## Task to carry out
Provide only the number of lines in the records below that include "FEMA".

>> begin Given records

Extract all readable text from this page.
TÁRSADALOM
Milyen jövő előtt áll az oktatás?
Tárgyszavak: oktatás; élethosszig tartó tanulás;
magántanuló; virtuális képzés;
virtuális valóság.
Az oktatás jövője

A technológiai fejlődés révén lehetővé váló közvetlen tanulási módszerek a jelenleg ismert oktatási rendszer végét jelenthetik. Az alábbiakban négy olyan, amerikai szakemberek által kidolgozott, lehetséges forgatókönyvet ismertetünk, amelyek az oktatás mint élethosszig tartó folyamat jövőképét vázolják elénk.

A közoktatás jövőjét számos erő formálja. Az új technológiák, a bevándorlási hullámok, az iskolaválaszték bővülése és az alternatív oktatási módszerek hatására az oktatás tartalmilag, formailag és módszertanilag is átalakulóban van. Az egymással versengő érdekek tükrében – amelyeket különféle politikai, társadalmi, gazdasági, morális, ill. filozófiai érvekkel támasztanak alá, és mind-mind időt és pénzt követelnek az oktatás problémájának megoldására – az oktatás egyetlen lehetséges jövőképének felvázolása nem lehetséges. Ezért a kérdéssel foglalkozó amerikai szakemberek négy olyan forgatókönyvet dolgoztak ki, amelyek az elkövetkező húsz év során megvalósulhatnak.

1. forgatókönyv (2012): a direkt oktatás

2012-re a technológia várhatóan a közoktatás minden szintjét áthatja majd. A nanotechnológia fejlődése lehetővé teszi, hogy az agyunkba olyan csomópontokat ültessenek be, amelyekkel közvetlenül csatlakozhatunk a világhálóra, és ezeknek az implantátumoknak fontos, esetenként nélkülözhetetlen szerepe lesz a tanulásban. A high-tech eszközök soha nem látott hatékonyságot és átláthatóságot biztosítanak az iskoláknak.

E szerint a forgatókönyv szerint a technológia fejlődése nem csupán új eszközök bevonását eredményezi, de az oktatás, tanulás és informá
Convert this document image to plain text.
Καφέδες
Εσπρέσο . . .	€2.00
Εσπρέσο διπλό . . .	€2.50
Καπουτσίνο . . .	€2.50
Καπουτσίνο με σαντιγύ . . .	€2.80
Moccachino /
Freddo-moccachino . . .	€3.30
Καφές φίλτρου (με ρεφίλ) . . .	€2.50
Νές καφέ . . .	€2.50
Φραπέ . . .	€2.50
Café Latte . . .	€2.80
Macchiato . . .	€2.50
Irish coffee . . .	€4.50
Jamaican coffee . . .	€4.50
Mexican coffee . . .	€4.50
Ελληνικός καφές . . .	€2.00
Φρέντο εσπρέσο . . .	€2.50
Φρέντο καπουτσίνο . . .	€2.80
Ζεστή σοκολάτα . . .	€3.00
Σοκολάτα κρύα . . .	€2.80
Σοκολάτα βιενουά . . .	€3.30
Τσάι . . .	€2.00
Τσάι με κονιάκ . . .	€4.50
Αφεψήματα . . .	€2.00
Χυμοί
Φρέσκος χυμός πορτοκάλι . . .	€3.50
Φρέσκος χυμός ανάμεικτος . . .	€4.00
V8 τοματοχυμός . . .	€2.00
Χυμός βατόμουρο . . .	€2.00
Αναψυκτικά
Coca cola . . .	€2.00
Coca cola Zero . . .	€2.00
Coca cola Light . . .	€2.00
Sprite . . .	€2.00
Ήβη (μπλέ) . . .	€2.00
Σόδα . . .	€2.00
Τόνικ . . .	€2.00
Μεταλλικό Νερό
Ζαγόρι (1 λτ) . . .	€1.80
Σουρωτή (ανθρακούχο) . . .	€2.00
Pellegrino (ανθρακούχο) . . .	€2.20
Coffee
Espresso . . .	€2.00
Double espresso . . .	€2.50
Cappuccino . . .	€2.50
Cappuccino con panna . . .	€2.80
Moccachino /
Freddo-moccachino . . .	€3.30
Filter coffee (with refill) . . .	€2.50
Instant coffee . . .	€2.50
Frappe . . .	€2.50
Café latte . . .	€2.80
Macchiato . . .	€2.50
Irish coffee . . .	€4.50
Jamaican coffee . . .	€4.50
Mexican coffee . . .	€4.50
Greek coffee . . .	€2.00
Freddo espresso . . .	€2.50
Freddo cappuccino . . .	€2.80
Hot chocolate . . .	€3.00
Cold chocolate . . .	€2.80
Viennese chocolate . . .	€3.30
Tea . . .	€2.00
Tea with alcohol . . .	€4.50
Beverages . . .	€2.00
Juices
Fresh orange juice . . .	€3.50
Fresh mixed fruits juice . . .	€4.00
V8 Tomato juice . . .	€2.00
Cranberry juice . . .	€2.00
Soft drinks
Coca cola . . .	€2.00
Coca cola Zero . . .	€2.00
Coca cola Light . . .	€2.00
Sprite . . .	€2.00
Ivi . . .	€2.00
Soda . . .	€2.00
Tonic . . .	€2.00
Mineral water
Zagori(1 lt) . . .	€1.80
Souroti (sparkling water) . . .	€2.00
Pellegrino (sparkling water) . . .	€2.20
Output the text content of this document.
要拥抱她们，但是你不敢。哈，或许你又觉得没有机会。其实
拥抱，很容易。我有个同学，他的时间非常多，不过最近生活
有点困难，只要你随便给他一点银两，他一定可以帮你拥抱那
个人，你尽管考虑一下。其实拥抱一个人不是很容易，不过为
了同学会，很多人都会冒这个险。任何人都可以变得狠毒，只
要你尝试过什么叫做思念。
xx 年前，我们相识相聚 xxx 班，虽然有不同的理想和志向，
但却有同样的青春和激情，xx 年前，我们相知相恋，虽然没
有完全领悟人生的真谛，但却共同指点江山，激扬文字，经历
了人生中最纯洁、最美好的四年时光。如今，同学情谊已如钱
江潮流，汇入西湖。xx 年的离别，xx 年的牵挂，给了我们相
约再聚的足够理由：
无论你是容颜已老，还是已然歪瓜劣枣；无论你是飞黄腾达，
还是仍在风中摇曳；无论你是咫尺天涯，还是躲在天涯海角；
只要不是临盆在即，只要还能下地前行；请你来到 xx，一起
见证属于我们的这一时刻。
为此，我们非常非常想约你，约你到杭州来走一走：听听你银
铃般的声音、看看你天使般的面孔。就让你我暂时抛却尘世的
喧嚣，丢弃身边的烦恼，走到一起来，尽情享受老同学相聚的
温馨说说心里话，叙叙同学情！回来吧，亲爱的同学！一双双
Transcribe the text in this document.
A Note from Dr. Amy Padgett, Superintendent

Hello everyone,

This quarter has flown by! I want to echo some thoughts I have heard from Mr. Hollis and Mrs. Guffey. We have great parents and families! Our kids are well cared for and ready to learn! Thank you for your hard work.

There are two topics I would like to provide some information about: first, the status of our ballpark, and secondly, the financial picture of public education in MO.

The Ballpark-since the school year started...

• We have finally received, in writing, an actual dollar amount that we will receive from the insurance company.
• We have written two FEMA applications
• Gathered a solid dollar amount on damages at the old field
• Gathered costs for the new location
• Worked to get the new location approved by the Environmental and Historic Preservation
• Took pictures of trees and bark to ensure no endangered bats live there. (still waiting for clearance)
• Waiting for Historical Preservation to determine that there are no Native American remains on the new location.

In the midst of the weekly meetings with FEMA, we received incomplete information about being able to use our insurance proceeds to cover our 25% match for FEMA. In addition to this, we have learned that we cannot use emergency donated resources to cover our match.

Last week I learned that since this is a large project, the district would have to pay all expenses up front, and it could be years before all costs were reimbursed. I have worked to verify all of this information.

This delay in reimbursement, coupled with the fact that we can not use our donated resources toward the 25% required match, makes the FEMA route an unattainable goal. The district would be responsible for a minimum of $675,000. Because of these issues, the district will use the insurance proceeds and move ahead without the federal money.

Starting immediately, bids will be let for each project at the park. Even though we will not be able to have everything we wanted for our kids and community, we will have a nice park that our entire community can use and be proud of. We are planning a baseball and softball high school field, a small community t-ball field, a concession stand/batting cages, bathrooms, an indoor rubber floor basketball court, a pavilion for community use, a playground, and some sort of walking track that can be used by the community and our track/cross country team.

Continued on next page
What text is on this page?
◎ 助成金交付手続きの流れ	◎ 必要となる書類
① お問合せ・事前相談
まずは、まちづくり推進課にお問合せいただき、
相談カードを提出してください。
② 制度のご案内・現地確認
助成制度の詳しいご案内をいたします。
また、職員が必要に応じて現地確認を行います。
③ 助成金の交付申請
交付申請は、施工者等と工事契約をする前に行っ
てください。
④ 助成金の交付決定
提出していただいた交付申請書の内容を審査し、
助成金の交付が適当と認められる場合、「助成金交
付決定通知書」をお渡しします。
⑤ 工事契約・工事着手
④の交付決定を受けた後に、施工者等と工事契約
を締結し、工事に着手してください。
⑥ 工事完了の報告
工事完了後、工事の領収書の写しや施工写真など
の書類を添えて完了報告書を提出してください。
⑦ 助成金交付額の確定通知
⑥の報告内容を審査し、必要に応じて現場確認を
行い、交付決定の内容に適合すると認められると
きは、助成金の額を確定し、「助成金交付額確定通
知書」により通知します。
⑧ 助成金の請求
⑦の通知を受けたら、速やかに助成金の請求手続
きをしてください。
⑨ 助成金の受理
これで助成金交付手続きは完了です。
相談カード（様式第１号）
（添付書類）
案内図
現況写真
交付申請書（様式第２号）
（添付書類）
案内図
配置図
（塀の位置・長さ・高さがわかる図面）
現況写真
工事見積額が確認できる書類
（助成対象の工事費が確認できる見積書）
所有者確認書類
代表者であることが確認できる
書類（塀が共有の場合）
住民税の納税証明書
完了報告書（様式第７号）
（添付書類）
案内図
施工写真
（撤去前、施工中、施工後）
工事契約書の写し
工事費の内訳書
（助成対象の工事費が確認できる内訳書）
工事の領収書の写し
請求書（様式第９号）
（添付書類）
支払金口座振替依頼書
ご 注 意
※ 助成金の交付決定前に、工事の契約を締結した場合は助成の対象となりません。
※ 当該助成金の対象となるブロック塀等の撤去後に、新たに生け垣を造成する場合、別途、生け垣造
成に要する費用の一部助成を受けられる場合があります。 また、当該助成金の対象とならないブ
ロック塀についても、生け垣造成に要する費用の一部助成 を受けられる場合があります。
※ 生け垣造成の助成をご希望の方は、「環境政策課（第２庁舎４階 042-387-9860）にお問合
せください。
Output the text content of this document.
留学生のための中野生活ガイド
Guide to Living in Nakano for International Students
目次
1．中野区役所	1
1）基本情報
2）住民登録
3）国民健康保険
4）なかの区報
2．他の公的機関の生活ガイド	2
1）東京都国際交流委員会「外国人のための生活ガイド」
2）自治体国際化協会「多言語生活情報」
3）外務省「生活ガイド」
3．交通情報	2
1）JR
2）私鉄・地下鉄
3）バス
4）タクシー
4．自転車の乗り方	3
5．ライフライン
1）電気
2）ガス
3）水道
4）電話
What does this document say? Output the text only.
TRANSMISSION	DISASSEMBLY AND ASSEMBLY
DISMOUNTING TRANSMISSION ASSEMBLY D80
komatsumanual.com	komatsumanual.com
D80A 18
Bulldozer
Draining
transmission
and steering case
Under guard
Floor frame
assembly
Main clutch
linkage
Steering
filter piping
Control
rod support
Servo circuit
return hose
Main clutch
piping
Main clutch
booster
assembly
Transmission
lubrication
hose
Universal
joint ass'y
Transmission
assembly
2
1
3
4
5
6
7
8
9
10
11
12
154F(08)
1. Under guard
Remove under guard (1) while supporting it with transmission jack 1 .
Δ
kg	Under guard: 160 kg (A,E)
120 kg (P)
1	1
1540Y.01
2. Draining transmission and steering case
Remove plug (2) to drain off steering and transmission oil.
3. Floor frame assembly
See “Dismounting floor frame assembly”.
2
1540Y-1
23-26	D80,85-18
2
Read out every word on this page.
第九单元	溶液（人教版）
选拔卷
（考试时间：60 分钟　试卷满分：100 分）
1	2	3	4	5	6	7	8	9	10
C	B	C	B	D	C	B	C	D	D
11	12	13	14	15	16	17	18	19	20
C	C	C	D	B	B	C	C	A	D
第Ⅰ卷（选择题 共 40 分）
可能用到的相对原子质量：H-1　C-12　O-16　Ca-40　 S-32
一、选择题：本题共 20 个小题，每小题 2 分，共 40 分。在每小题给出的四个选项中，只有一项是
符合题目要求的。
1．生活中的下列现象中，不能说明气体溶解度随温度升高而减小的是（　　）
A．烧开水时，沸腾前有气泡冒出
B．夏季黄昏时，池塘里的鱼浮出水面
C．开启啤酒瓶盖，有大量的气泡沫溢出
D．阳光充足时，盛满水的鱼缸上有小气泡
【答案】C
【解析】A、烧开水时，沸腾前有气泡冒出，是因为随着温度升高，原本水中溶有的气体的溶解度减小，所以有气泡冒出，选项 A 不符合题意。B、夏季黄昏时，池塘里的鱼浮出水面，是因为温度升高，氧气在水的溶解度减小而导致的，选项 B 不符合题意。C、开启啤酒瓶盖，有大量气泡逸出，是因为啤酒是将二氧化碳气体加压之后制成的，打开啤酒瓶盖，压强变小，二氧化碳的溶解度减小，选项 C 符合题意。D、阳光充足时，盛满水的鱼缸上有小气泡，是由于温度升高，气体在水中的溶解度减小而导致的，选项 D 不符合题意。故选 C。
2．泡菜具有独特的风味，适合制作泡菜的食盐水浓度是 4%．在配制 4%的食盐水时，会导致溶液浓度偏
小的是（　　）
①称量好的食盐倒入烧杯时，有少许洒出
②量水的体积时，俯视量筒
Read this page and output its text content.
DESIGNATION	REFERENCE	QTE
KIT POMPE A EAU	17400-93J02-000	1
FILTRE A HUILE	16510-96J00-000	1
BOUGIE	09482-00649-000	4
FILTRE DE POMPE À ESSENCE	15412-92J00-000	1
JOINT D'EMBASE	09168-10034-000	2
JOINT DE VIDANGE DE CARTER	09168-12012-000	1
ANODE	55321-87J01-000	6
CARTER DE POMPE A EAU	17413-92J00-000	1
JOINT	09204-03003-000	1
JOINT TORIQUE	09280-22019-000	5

>> end Given records

## Expected output
3